| PROMPT |
Please reproduce the listing below line for line, with no changes.

>> START

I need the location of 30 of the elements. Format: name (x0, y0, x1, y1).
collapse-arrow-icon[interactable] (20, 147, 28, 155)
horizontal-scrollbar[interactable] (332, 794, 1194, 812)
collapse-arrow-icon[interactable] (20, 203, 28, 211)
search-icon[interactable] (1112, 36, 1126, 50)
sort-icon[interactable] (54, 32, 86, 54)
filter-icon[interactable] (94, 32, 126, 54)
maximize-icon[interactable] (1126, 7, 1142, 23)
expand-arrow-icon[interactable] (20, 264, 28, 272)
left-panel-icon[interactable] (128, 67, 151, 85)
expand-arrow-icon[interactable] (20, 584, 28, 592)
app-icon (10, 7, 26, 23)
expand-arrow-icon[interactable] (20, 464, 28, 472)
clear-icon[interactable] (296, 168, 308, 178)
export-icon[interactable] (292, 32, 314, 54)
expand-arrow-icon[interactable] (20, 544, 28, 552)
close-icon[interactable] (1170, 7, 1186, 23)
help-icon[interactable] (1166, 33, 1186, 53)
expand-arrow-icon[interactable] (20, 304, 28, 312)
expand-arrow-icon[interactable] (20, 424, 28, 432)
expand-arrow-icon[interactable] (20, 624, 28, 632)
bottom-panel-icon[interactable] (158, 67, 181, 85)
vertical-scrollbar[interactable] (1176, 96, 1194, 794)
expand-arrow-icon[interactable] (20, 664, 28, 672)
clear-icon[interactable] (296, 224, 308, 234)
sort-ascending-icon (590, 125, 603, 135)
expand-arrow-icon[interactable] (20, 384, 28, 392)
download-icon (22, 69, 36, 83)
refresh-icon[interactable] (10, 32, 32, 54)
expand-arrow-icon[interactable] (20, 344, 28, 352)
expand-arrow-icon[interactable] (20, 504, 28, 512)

>> END

| THE RESULT |
I need the location of 30 of the elements. Format: name (x0, y0, x1, y1).
collapse-arrow-icon[interactable] (20, 147, 28, 155)
horizontal-scrollbar[interactable] (332, 794, 1194, 812)
collapse-arrow-icon[interactable] (20, 203, 28, 211)
search-icon[interactable] (1112, 36, 1126, 50)
sort-icon[interactable] (54, 32, 86, 54)
filter-icon[interactable] (94, 32, 126, 54)
maximize-icon[interactable] (1126, 7, 1142, 23)
expand-arrow-icon[interactable] (20, 264, 28, 272)
left-panel-icon[interactable] (128, 67, 151, 85)
expand-arrow-icon[interactable] (20, 584, 28, 592)
app-icon (10, 7, 26, 23)
expand-arrow-icon[interactable] (20, 464, 28, 472)
clear-icon[interactable] (296, 168, 308, 178)
export-icon[interactable] (292, 32, 314, 54)
expand-arrow-icon[interactable] (20, 544, 28, 552)
close-icon[interactable] (1170, 7, 1186, 23)
help-icon[interactable] (1166, 33, 1186, 53)
expand-arrow-icon[interactable] (20, 304, 28, 312)
expand-arrow-icon[interactable] (20, 424, 28, 432)
expand-arrow-icon[interactable] (20, 624, 28, 632)
bottom-panel-icon[interactable] (158, 67, 181, 85)
vertical-scrollbar[interactable] (1176, 96, 1194, 794)
expand-arrow-icon[interactable] (20, 664, 28, 672)
clear-icon[interactable] (296, 224, 308, 234)
sort-ascending-icon (590, 125, 603, 135)
expand-arrow-icon[interactable] (20, 384, 28, 392)
download-icon (22, 69, 36, 83)
refresh-icon[interactable] (10, 32, 32, 54)
expand-arrow-icon[interactable] (20, 344, 28, 352)
expand-arrow-icon[interactable] (20, 504, 28, 512)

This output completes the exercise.